:: SHORT EXERCISE ::
Tally the lines holding the word "heading" and state the count by itself.

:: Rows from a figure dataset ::
····················

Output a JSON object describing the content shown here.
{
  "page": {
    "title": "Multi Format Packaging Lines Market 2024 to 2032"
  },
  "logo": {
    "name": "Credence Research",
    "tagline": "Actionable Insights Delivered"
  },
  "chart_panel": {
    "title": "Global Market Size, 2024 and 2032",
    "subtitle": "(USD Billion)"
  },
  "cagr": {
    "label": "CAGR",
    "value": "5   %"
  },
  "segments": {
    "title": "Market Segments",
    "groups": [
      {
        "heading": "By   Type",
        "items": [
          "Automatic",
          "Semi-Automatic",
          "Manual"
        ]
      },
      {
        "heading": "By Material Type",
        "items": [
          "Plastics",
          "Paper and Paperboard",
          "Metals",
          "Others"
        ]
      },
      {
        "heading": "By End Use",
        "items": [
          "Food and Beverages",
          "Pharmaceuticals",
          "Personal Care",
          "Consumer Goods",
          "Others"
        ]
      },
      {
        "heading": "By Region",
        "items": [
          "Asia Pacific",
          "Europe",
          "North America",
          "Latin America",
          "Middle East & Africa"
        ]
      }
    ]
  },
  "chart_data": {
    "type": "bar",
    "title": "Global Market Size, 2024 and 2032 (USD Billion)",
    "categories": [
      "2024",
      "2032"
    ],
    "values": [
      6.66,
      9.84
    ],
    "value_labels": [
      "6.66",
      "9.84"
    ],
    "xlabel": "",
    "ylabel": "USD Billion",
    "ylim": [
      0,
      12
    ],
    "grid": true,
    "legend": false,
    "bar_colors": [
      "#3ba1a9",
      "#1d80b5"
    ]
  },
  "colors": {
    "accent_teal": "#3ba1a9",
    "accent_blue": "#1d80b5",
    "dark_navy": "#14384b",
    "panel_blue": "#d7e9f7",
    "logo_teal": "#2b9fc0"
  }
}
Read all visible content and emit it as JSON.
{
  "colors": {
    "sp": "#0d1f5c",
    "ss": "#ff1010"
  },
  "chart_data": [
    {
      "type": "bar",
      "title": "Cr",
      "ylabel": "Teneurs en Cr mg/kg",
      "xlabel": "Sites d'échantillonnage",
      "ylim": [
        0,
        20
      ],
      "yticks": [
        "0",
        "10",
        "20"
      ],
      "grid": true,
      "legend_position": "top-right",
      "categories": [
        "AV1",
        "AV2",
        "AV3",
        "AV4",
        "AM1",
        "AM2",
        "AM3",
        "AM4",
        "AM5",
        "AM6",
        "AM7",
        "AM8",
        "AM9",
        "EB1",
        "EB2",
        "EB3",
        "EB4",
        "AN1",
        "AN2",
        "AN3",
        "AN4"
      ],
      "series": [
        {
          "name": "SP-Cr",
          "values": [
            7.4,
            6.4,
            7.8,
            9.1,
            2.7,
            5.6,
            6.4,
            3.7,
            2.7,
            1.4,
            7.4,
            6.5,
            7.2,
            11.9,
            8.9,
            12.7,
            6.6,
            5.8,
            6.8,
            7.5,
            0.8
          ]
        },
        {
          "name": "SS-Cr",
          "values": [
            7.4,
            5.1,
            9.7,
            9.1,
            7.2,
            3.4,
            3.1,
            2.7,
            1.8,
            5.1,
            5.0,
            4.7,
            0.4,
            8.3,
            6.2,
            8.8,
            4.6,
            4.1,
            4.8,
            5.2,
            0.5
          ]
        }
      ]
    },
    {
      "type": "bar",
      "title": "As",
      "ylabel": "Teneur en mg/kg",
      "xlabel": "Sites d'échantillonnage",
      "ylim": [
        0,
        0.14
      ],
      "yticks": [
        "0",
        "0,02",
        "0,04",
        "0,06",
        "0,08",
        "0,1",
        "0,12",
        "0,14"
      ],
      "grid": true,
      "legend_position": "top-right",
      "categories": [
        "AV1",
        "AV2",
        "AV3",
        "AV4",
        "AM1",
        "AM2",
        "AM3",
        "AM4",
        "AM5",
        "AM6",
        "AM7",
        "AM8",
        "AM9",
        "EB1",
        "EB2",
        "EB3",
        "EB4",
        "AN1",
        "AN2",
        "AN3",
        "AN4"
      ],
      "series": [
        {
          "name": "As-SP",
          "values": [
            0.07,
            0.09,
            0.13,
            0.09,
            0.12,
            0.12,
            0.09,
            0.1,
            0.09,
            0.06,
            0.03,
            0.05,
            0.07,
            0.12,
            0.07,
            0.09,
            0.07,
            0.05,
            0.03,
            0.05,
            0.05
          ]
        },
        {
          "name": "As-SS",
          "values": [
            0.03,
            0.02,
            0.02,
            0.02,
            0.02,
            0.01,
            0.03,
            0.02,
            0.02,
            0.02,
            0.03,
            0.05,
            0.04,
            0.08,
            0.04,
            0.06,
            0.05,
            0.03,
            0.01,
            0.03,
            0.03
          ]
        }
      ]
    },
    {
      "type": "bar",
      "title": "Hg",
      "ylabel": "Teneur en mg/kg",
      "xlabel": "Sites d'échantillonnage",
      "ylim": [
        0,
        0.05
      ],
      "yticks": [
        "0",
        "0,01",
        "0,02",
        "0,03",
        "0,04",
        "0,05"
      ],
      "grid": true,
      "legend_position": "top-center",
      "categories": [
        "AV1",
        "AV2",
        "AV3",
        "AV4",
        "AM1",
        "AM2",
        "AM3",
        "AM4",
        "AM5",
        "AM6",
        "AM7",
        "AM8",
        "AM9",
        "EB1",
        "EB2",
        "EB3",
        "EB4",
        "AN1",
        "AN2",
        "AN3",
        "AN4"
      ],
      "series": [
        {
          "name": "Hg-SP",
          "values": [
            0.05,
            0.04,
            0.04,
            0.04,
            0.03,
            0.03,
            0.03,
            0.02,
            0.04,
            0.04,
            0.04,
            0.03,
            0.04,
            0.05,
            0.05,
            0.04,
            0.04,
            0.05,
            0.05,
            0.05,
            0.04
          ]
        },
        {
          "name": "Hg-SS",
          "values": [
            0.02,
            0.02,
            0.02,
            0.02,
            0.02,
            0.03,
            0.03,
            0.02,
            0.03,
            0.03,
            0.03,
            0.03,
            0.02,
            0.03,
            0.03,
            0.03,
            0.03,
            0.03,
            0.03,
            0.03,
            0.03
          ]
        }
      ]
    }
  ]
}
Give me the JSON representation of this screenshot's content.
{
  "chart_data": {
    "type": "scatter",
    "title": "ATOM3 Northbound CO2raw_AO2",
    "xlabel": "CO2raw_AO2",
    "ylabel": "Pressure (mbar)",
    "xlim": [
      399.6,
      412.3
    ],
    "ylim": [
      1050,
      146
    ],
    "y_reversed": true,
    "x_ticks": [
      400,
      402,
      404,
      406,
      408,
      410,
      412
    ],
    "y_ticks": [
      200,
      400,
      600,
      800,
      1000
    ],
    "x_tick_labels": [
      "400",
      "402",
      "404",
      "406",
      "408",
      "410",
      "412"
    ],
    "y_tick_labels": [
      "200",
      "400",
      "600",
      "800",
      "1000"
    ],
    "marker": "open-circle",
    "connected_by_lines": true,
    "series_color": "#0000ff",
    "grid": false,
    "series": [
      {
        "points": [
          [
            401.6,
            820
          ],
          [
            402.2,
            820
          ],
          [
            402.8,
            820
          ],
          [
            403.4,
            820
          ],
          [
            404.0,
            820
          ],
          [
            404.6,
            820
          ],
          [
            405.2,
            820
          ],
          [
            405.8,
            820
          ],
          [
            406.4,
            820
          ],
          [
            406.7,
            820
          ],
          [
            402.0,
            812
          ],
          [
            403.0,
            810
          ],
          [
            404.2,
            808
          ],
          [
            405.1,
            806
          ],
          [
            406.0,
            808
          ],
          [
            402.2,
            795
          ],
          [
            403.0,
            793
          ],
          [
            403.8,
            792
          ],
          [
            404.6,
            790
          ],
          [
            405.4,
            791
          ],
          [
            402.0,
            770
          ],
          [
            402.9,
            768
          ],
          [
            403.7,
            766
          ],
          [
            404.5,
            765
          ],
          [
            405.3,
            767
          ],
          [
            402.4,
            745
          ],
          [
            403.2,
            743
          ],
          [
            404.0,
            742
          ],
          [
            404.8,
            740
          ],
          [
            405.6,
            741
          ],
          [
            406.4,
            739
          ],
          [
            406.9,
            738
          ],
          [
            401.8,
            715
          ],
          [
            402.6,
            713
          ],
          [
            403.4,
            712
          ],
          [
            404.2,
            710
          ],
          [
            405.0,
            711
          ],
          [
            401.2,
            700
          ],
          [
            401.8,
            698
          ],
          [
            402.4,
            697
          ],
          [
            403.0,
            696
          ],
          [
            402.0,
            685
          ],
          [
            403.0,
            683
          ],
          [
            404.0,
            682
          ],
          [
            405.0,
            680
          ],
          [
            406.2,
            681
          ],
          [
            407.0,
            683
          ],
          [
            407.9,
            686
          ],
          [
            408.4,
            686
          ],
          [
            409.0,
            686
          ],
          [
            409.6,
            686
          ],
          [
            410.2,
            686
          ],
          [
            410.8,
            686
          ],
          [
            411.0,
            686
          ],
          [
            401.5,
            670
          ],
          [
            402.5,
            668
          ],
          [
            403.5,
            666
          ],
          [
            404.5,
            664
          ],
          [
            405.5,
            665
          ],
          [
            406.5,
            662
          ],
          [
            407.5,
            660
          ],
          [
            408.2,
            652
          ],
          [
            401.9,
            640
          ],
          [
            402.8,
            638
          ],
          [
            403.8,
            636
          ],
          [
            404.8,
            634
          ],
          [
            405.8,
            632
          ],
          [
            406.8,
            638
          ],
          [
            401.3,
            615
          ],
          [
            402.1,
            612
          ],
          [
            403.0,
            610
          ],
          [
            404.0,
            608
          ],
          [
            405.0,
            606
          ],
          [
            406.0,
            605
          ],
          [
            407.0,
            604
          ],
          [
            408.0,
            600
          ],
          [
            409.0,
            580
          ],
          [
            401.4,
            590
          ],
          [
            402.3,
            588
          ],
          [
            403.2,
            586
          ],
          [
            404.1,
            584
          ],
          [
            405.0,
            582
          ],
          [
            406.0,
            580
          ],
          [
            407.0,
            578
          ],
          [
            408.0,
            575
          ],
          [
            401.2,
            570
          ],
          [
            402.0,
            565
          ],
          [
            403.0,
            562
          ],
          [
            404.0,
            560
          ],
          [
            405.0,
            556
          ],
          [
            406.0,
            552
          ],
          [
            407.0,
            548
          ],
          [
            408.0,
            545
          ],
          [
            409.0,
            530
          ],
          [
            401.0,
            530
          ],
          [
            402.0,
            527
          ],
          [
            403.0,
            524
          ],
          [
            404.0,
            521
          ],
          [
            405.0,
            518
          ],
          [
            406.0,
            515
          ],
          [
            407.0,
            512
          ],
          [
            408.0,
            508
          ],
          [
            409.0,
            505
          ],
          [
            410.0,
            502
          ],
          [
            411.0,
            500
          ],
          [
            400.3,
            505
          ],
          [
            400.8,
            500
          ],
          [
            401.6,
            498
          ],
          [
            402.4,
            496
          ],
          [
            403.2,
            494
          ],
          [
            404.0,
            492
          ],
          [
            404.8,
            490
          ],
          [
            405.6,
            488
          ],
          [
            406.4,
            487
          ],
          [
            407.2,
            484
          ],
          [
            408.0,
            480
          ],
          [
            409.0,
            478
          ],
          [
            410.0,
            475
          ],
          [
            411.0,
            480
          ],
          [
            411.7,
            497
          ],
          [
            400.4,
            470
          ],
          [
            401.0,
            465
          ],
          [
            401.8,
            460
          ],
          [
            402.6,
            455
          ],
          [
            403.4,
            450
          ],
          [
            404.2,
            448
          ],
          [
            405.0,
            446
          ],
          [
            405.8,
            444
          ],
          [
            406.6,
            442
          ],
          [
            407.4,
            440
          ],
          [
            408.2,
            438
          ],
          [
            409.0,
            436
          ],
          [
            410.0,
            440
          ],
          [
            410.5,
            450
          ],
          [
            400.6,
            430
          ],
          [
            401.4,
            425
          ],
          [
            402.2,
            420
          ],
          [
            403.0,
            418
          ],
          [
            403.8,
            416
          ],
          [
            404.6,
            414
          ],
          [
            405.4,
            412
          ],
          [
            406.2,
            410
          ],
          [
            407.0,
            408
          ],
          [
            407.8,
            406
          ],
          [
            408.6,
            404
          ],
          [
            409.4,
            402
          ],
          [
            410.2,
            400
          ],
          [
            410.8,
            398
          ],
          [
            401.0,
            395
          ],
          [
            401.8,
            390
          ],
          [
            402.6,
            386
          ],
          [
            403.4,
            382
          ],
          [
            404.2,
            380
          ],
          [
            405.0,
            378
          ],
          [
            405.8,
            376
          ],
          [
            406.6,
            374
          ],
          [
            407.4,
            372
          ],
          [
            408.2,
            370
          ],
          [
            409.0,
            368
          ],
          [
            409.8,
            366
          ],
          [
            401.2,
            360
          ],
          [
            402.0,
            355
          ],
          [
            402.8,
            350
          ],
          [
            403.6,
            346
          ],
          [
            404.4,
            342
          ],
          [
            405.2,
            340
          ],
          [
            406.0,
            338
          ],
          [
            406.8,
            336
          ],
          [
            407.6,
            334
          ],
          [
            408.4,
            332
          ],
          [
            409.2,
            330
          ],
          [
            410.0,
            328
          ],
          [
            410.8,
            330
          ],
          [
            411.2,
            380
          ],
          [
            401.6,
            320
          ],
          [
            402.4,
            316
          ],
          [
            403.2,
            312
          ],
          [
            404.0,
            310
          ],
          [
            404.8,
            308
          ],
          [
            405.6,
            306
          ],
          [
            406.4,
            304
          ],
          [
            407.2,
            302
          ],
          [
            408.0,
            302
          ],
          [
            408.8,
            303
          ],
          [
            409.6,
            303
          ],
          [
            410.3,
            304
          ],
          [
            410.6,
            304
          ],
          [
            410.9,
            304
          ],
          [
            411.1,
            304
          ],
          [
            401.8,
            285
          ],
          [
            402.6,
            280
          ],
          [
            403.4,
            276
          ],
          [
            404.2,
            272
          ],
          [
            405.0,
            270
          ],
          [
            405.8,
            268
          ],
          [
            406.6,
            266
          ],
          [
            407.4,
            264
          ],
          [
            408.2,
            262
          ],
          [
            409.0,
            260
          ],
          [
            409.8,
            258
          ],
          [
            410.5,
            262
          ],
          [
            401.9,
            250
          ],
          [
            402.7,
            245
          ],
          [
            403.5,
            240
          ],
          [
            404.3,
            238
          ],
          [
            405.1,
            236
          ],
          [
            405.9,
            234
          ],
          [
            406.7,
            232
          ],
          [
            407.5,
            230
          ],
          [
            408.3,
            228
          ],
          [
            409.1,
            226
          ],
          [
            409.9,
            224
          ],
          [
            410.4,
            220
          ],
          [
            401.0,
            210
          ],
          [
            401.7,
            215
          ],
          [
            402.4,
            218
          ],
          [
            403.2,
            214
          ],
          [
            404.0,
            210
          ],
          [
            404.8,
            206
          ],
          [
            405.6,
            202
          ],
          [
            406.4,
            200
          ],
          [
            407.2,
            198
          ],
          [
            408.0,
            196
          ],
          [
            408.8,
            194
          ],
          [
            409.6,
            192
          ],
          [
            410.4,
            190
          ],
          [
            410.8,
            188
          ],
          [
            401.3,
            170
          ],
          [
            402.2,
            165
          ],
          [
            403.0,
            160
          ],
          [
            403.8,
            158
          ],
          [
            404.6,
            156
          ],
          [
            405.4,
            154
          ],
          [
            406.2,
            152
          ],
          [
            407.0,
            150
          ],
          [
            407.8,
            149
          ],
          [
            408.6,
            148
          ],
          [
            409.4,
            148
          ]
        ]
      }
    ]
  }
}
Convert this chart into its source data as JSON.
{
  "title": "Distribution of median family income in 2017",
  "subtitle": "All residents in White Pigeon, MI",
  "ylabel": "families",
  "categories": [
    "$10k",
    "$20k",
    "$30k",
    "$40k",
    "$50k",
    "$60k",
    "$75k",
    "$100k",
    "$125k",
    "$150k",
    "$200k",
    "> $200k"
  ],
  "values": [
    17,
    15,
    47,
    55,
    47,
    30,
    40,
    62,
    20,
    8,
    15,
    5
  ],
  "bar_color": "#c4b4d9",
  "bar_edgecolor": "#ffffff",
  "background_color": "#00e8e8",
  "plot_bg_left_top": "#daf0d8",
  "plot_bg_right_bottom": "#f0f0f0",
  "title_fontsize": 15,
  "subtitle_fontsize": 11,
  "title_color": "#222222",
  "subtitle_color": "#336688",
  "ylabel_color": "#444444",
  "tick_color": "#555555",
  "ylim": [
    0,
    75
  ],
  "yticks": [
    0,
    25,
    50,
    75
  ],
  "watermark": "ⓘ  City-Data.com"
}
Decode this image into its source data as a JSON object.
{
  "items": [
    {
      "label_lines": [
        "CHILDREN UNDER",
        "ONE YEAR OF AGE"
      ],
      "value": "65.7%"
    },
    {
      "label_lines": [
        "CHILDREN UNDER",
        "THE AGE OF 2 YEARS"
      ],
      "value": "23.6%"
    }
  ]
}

····················

:: OUTPUT FOR THIS EXERCISE ::
4